* Problem statement *
Make an exact copy of all the material below, apart from the pictures.

--- begin Records ---

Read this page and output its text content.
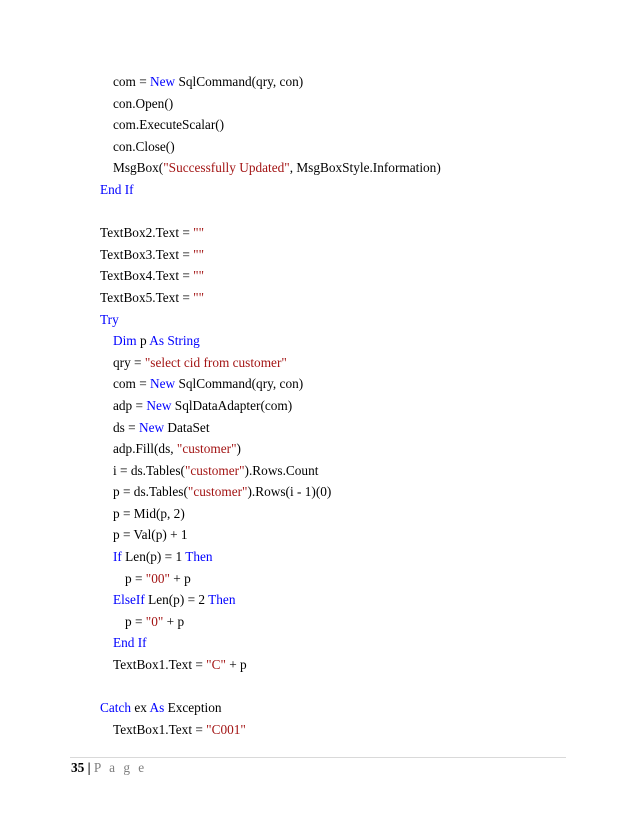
com = New SqlCommand(qry, con)
con.Open()
com.ExecuteScalar()
con.Close()
MsgBox("Successfully Updated", MsgBoxStyle.Information)
End If
TextBox2.Text = ""
TextBox3.Text = ""
TextBox4.Text = ""
TextBox5.Text = ""
Try
Dim p As String
qry = "select cid from customer"
com = New SqlCommand(qry, con)
adp = New SqlDataAdapter(com)
ds = New DataSet
adp.Fill(ds, "customer")
i = ds.Tables("customer").Rows.Count
p = ds.Tables("customer").Rows(i - 1)(0)
p = Mid(p, 2)
p = Val(p) + 1
If Len(p) = 1 Then
p = "00" + p
ElseIf Len(p) = 2 Then
p = "0" + p
End If
TextBox1.Text = "C" + p
Catch ex As Exception
TextBox1.Text = "C001"
35 | P a g e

--- end Records ---

* Solution to the problem *
Read this page and output its text content.
com = New SqlCommand(qry, con)
con.Open()
com.ExecuteScalar()
con.Close()
MsgBox("Successfully Updated", MsgBoxStyle.Information)
End If
TextBox2.Text = ""
TextBox3.Text = ""
TextBox4.Text = ""
TextBox5.Text = ""
Try
Dim p As String
qry = "select cid from customer"
com = New SqlCommand(qry, con)
adp = New SqlDataAdapter(com)
ds = New DataSet
adp.Fill(ds, "customer")
i = ds.Tables("customer").Rows.Count
p = ds.Tables("customer").Rows(i - 1)(0)
p = Mid(p, 2)
p = Val(p) + 1
If Len(p) = 1 Then
p = "00" + p
ElseIf Len(p) = 2 Then
p = "0" + p
End If
TextBox1.Text = "C" + p
Catch ex As Exception
TextBox1.Text = "C001"
35 | P a g e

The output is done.